• _INSTRUCTION_
Recast every line of the records below as a Markdown table with two columns, Row and Text. Number each line in order and leave out blank lines.
═══ DATA ENTRIES ═══
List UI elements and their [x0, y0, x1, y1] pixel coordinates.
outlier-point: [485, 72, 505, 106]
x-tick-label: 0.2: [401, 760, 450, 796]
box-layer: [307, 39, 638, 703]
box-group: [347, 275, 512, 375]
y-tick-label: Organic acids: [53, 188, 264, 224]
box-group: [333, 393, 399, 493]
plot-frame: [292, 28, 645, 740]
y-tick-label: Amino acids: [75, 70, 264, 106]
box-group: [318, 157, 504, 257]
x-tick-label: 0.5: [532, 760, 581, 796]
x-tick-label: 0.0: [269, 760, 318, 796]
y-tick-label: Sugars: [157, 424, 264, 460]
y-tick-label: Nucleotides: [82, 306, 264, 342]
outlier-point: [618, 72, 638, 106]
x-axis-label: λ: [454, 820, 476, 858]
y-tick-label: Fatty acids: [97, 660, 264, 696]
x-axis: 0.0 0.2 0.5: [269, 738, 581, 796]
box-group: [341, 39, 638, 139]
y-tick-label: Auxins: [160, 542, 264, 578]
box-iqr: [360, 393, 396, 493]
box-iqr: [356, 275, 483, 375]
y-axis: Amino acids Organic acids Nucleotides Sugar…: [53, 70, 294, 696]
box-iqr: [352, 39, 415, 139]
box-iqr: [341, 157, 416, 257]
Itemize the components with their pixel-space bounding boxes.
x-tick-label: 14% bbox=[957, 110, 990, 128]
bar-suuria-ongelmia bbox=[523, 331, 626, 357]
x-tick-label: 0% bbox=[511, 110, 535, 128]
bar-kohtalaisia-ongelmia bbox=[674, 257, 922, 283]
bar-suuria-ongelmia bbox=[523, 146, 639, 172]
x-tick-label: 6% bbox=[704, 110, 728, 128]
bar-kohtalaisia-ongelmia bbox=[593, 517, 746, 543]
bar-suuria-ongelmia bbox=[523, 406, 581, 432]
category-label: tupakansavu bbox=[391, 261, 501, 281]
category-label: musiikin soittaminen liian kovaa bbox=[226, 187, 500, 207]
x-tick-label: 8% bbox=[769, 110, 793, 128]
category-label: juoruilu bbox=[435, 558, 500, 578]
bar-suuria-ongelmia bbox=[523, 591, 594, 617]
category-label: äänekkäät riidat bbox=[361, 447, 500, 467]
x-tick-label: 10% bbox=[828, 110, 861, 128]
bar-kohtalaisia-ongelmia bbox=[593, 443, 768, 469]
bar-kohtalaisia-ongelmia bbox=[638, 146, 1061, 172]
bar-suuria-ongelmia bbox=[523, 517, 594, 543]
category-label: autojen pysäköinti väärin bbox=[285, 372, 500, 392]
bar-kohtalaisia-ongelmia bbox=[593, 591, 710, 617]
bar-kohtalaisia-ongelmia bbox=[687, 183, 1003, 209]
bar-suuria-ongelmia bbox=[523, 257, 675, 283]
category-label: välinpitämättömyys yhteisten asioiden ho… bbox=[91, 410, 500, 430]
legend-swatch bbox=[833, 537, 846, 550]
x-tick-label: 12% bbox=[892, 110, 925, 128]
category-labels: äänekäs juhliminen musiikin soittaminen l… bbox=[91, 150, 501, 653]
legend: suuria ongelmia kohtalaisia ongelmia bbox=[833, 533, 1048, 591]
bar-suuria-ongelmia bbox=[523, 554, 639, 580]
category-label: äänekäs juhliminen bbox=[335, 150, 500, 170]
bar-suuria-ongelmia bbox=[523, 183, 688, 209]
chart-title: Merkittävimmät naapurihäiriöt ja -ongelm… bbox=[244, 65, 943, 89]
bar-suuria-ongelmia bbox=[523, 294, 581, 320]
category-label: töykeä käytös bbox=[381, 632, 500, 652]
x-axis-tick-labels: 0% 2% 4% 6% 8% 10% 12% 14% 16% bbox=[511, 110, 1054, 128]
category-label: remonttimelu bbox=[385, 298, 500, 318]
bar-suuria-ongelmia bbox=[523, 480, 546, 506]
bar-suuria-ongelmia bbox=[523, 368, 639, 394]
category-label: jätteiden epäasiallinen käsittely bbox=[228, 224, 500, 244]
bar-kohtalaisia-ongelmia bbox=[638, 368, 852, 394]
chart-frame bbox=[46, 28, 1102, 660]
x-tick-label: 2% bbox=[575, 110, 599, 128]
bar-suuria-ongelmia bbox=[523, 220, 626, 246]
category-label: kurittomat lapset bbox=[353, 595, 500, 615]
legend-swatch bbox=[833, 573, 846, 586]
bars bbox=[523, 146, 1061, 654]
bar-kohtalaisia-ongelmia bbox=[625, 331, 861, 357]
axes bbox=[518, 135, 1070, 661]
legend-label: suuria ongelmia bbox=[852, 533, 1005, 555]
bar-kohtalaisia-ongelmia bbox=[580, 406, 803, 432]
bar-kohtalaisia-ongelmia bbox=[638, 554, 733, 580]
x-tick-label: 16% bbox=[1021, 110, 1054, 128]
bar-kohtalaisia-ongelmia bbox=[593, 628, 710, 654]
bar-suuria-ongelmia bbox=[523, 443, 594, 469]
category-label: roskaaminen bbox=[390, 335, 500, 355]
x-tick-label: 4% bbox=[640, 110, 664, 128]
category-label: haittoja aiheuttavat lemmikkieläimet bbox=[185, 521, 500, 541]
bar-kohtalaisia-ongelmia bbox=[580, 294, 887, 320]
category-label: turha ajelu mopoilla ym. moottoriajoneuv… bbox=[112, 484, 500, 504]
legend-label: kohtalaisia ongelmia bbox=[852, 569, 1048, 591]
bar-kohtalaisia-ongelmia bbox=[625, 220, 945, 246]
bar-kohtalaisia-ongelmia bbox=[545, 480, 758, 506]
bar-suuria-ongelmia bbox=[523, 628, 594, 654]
═══
• _FINAL RESULT_
| Row | Text |
|---|---|
| 1 | List UI elements and their [x0, y0, x1, y1] pixel coordinates. |
| 2 | outlier-point: [485, 72, 505, 106] |
| 3 | x-tick-label: 0.2: [401, 760, 450, 796] |
| 4 | box-layer: [307, 39, 638, 703] |
| 5 | box-group: [347, 275, 512, 375] |
| 6 | y-tick-label: Organic acids: [53, 188, 264, 224] |
| 7 | box-group: [333, 393, 399, 493] |
| 8 | plot-frame: [292, 28, 645, 740] |
| 9 | y-tick-label: Amino acids: [75, 70, 264, 106] |
| 10 | box-group: [318, 157, 504, 257] |
| 11 | x-tick-label: 0.5: [532, 760, 581, 796] |
| 12 | x-tick-label: 0.0: [269, 760, 318, 796] |
| 13 | y-tick-label: Sugars: [157, 424, 264, 460] |
| 14 | y-tick-label: Nucleotides: [82, 306, 264, 342] |
| 15 | outlier-point: [618, 72, 638, 106] |
| 16 | x-axis-label: λ: [454, 820, 476, 858] |
| 17 | y-tick-label: Fatty acids: [97, 660, 264, 696] |
| 18 | x-axis: 0.0 0.2 0.5: [269, 738, 581, 796] |
| 19 | box-group: [341, 39, 638, 139] |
| 20 | y-tick-label: Auxins: [160, 542, 264, 578] |
| 21 | box-iqr: [360, 393, 396, 493] |
| 22 | box-iqr: [356, 275, 483, 375] |
| 23 | y-axis: Amino acids Organic acids Nucleotides Sugar…: [53, 70, 294, 696] |
| 24 | box-iqr: [352, 39, 415, 139] |
| 25 | box-iqr: [341, 157, 416, 257] |
| 26 | Itemize the components with their pixel-space bounding boxes. |
| 27 | x-tick-label: 14% bbox=[957, 110, 990, 128] |
| 28 | bar-suuria-ongelmia bbox=[523, 331, 626, 357] |
| 29 | x-tick-label: 0% bbox=[511, 110, 535, 128] |
| 30 | bar-kohtalaisia-ongelmia bbox=[674, 257, 922, 283] |
| 31 | bar-suuria-ongelmia bbox=[523, 146, 639, 172] |
| 32 | x-tick-label: 6% bbox=[704, 110, 728, 128] |
| 33 | bar-kohtalaisia-ongelmia bbox=[593, 517, 746, 543] |
| 34 | bar-suuria-ongelmia bbox=[523, 406, 581, 432] |
| 35 | category-label: tupakansavu bbox=[391, 261, 501, 281] |
| 36 | category-label: musiikin soittaminen liian kovaa bbox=[226, 187, 500, 207] |
| 37 | x-tick-label: 8% bbox=[769, 110, 793, 128] |
| 38 | category-label: juoruilu bbox=[435, 558, 500, 578] |
| 39 | bar-suuria-ongelmia bbox=[523, 591, 594, 617] |
| 40 | category-label: äänekkäät riidat bbox=[361, 447, 500, 467] |
| 41 | x-tick-label: 10% bbox=[828, 110, 861, 128] |
| 42 | bar-kohtalaisia-ongelmia bbox=[593, 443, 768, 469] |
| 43 | bar-kohtalaisia-ongelmia bbox=[638, 146, 1061, 172] |
| 44 | bar-suuria-ongelmia bbox=[523, 517, 594, 543] |
| 45 | category-label: autojen pysäköinti väärin bbox=[285, 372, 500, 392] |
| 46 | bar-kohtalaisia-ongelmia bbox=[593, 591, 710, 617] |
| 47 | bar-kohtalaisia-ongelmia bbox=[687, 183, 1003, 209] |
| 48 | bar-suuria-ongelmia bbox=[523, 257, 675, 283] |
| 49 | category-label: välinpitämättömyys yhteisten asioiden ho… bbox=[91, 410, 500, 430] |
| 50 | legend-swatch bbox=[833, 537, 846, 550] |
| 51 | x-tick-label: 12% bbox=[892, 110, 925, 128] |
| 52 | category-labels: äänekäs juhliminen musiikin soittaminen l… bbox=[91, 150, 501, 653] |
| 53 | legend: suuria ongelmia kohtalaisia ongelmia bbox=[833, 533, 1048, 591] |
| 54 | bar-suuria-ongelmia bbox=[523, 554, 639, 580] |
| 55 | category-label: äänekäs juhliminen bbox=[335, 150, 500, 170] |
| 56 | bar-suuria-ongelmia bbox=[523, 183, 688, 209] |
| 57 | chart-title: Merkittävimmät naapurihäiriöt ja -ongelm… bbox=[244, 65, 943, 89] |
| 58 | bar-suuria-ongelmia bbox=[523, 294, 581, 320] |
| 59 | category-label: töykeä käytös bbox=[381, 632, 500, 652] |
| 60 | x-axis-tick-labels: 0% 2% 4% 6% 8% 10% 12% 14% 16% bbox=[511, 110, 1054, 128] |
| 61 | category-label: remonttimelu bbox=[385, 298, 500, 318] |
| 62 | bar-suuria-ongelmia bbox=[523, 480, 546, 506] |
| 63 | bar-suuria-ongelmia bbox=[523, 368, 639, 394] |
| 64 | category-label: jätteiden epäasiallinen käsittely bbox=[228, 224, 500, 244] |
| 65 | bar-kohtalaisia-ongelmia bbox=[638, 368, 852, 394] |
| 66 | chart-frame bbox=[46, 28, 1102, 660] |
| 67 | x-tick-label: 2% bbox=[575, 110, 599, 128] |
| 68 | bar-suuria-ongelmia bbox=[523, 220, 626, 246] |
| 69 | category-label: kurittomat lapset bbox=[353, 595, 500, 615] |
| 70 | legend-swatch bbox=[833, 573, 846, 586] |
| 71 | bars bbox=[523, 146, 1061, 654] |
| 72 | bar-kohtalaisia-ongelmia bbox=[625, 331, 861, 357] |
| 73 | axes bbox=[518, 135, 1070, 661] |
| 74 | legend-label: suuria ongelmia bbox=[852, 533, 1005, 555] |
| 75 | bar-kohtalaisia-ongelmia bbox=[580, 406, 803, 432] |
| 76 | bar-kohtalaisia-ongelmia bbox=[638, 554, 733, 580] |
| 77 | x-tick-label: 16% bbox=[1021, 110, 1054, 128] |
| 78 | bar-kohtalaisia-ongelmia bbox=[593, 628, 710, 654] |
| 79 | bar-suuria-ongelmia bbox=[523, 443, 594, 469] |
| 80 | category-label: roskaaminen bbox=[390, 335, 500, 355] |
| 81 | x-tick-label: 4% bbox=[640, 110, 664, 128] |
| 82 | category-label: haittoja aiheuttavat lemmikkieläimet bbox=[185, 521, 500, 541] |
| 83 | bar-kohtalaisia-ongelmia bbox=[580, 294, 887, 320] |
| 84 | category-label: turha ajelu mopoilla ym. moottoriajoneuv… bbox=[112, 484, 500, 504] |
| 85 | legend-label: kohtalaisia ongelmia bbox=[852, 569, 1048, 591] |
| 86 | bar-kohtalaisia-ongelmia bbox=[625, 220, 945, 246] |
| 87 | bar-kohtalaisia-ongelmia bbox=[545, 480, 758, 506] |
| 88 | bar-suuria-ongelmia bbox=[523, 628, 594, 654] |